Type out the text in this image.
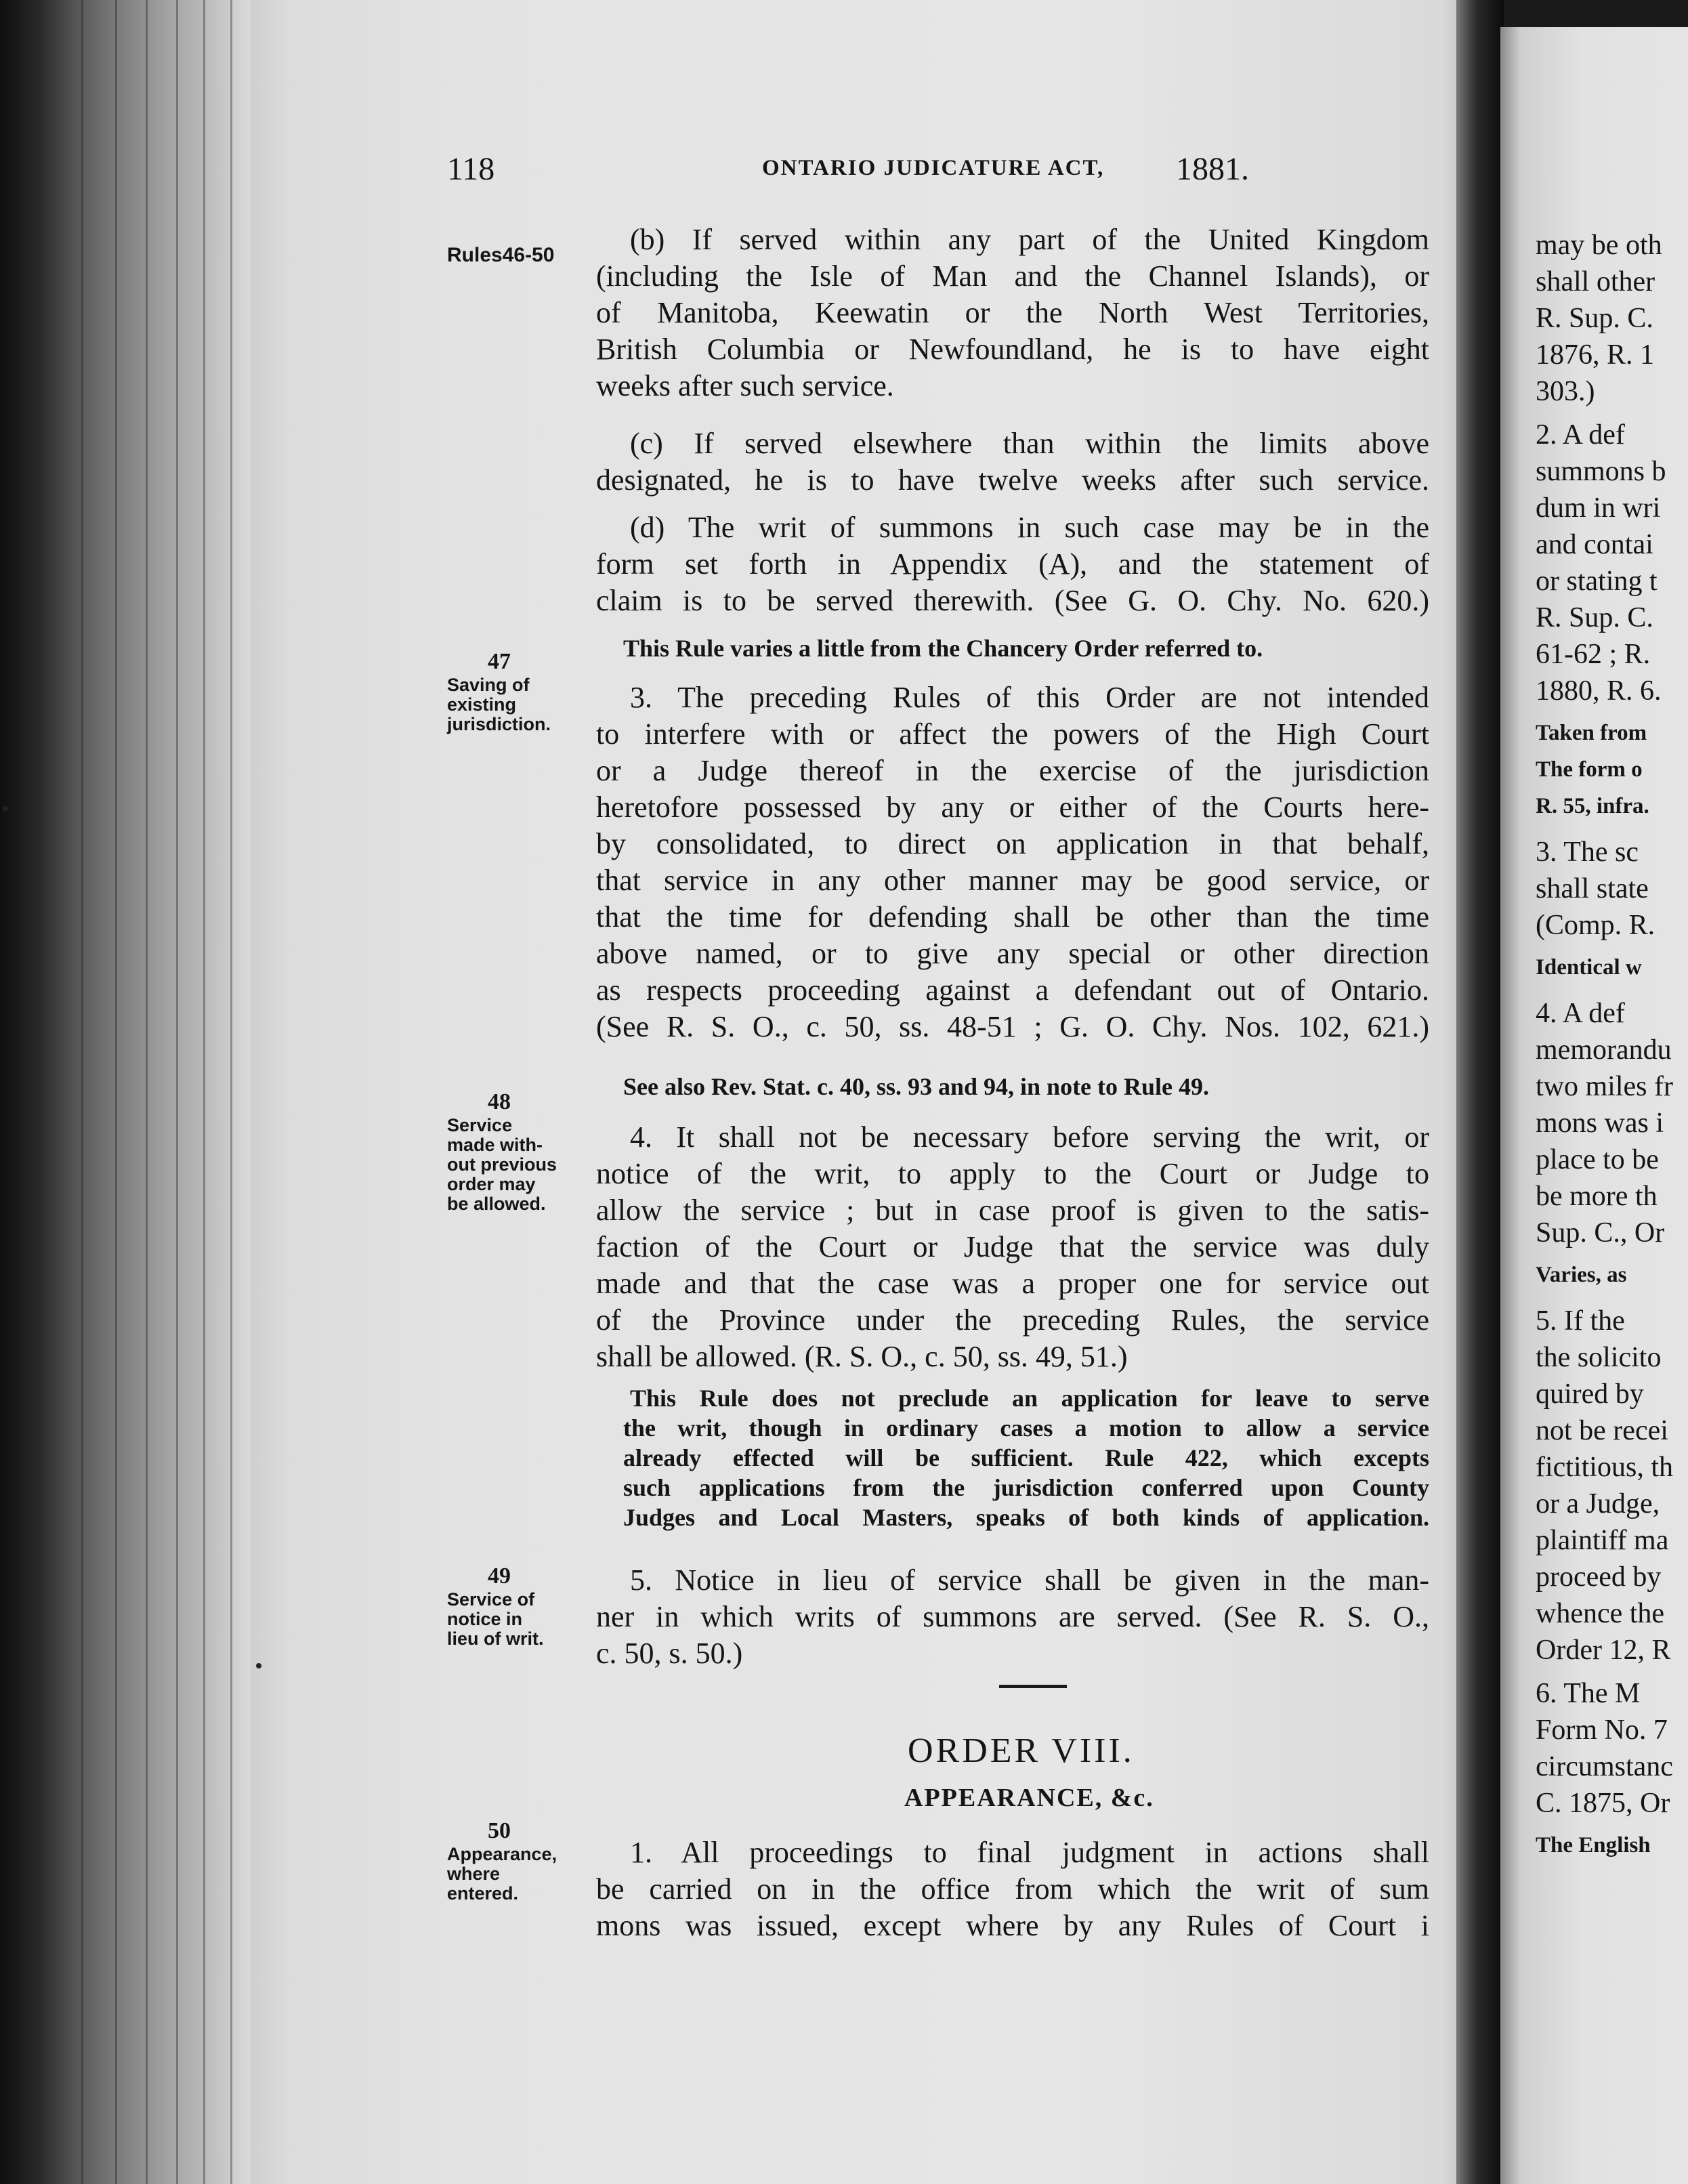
118	ONTARIO JUDICATURE ACT, 1881.
Rules46-50
47
Saving of
existing
jurisdiction.
48
Service
made with-
out previous
order may
be allowed.
49
Service of
notice in
lieu of writ.
50
Appearance,
where
entered.
(b) If served within any part of the United Kingdom
(including the Isle of Man and the Channel Islands), or
of Manitoba, Keewatin or the North West Territories,
British Columbia or Newfoundland, he is to have eight
weeks after such service.
(c) If served elsewhere than within the limits above
designated, he is to have twelve weeks after such service.
(d) The writ of summons in such case may be in the
form set forth in Appendix (A), and the statement of
claim is to be served therewith. (See G. O. Chy. No. 620.)
This Rule varies a little from the Chancery Order referred to.
3. The preceding Rules of this Order are not intended
to interfere with or affect the powers of the High Court
or a Judge thereof in the exercise of the jurisdiction
heretofore possessed by any or either of the Courts here-
by consolidated, to direct on application in that behalf,
that service in any other manner may be good service, or
that the time for defending shall be other than the time
above named, or to give any special or other direction
as respects proceeding against a defendant out of Ontario.
(See R. S. O., c. 50, ss. 48-51 ; G. O. Chy. Nos. 102, 621.)
See also Rev. Stat. c. 40, ss. 93 and 94, in note to Rule 49.
4. It shall not be necessary before serving the writ, or
notice of the writ, to apply to the Court or Judge to
allow the service ; but in case proof is given to the satis-
faction of the Court or Judge that the service was duly
made and that the case was a proper one for service out
of the Province under the preceding Rules, the service
shall be allowed. (R. S. O., c. 50, ss. 49, 51.)
This Rule does not preclude an application for leave to serve
the writ, though in ordinary cases a motion to allow a service
already effected will be sufficient. Rule 422, which excepts
such applications from the jurisdiction conferred upon County
Judges and Local Masters, speaks of both kinds of application.
5. Notice in lieu of service shall be given in the man-
ner in which writs of summons are served. (See R. S. O.,
c. 50, s. 50.)
ORDER VIII.
APPEARANCE, &c.
1. All proceedings to final judgment in actions shall
be carried on in the office from which the writ of sum
mons was issued, except where by any Rules of Court i
may be oth
shall other
R. Sup. C.
1876, R. 1
303.)
2. A def
summons b
dum in wri
and contai
or stating t
R. Sup. C.
61-62 ; R.
1880, R. 6.
Taken from
The form o
R. 55, infra.
3. The sc
shall state
(Comp. R.
Identical w
4. A def
memorandu
two miles fr
mons was i
place to be
be more th
Sup. C., Or
Varies, as
5. If the
the solicito
quired by
not be recei
fictitious, th
or a Judge,
plaintiff ma
proceed by
whence the
Order 12, R
6. The M
Form No. 7
circumstanc
C. 1875, Or
The English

# What you will do
Filter the listing above for the string "that" and copy every matching line.

# Written solution
by consolidated, to direct on application in that behalf,
that service in any other manner may be good service, or
that the time for defending shall be other than the time
faction of the Court or Judge that the service was duly
made and that the case was a proper one for service out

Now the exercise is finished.